(Part of a data file)
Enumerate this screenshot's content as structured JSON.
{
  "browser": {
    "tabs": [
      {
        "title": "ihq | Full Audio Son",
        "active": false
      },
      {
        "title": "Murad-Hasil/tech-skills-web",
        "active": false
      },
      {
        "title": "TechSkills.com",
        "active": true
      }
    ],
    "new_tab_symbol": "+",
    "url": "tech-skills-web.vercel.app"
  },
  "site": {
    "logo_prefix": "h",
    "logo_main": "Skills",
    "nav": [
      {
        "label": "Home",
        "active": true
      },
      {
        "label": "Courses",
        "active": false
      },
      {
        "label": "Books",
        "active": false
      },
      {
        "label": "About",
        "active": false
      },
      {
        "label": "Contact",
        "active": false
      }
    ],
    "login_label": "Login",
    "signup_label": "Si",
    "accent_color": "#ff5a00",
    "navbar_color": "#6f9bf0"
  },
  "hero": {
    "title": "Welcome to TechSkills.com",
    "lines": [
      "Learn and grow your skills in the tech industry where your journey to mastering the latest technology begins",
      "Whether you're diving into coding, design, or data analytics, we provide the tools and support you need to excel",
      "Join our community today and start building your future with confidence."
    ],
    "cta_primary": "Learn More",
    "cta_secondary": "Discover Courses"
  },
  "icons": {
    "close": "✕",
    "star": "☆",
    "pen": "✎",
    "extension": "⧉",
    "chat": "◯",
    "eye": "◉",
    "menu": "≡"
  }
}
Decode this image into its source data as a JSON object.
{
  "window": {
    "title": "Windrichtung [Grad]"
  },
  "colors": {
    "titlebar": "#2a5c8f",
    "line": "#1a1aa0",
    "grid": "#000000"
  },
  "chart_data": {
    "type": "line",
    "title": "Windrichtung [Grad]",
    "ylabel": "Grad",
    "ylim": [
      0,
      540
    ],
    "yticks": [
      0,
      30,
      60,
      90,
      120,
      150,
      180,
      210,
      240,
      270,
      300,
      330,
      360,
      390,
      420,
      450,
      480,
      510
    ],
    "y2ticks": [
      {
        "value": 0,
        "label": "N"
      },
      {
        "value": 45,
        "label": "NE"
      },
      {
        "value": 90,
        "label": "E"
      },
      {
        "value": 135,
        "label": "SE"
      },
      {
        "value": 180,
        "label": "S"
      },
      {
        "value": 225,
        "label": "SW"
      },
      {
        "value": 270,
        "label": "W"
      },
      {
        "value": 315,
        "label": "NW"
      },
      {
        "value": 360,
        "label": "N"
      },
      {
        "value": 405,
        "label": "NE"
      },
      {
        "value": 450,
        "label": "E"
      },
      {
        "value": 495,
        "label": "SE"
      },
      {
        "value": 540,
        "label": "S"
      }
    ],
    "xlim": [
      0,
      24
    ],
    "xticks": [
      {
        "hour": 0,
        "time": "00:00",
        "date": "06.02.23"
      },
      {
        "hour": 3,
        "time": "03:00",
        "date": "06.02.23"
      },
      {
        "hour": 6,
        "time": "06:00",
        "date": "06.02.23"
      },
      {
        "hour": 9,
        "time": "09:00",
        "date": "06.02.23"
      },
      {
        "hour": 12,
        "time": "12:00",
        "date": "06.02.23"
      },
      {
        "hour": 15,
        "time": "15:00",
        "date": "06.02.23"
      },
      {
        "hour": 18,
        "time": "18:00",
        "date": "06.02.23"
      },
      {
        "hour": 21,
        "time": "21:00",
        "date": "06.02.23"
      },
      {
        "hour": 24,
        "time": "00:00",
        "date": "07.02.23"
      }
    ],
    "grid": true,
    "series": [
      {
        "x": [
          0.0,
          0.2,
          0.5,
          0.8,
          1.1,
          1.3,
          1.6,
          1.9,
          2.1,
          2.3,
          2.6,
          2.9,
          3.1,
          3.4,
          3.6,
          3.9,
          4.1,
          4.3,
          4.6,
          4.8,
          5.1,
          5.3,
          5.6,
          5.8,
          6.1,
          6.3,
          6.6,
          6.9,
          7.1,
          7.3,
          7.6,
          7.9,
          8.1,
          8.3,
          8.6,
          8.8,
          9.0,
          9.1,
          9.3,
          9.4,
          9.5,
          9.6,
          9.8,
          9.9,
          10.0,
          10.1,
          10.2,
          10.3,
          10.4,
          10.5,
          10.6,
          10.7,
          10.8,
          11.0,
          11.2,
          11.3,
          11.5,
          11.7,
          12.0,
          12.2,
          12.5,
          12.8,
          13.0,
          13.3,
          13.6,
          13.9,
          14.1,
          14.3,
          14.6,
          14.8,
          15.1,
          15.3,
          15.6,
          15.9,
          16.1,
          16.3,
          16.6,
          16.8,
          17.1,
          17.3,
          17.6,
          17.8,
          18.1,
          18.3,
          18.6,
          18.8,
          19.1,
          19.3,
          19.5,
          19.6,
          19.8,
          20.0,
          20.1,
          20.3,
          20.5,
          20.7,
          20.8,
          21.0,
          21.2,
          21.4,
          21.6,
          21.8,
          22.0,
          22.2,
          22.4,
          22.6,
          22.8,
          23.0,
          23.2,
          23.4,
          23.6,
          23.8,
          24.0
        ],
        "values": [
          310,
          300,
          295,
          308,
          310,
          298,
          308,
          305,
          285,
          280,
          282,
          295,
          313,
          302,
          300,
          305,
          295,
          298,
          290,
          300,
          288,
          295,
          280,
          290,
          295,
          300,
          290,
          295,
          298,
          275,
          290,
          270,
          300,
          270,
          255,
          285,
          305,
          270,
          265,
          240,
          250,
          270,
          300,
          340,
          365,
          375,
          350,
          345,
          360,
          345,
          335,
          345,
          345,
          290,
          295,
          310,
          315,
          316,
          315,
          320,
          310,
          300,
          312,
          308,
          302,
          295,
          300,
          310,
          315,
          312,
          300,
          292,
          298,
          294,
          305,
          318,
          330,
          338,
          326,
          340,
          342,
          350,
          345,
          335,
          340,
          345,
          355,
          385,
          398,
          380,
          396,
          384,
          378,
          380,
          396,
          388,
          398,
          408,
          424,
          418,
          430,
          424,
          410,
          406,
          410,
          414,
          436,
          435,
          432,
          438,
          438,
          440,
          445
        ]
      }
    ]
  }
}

### Aim
Copy each line of the records containing the string "Grad".

### Result of this exercise
    "title": "Windrichtung [Grad]"
    "title": "Windrichtung [Grad]",
    "ylabel": "Grad",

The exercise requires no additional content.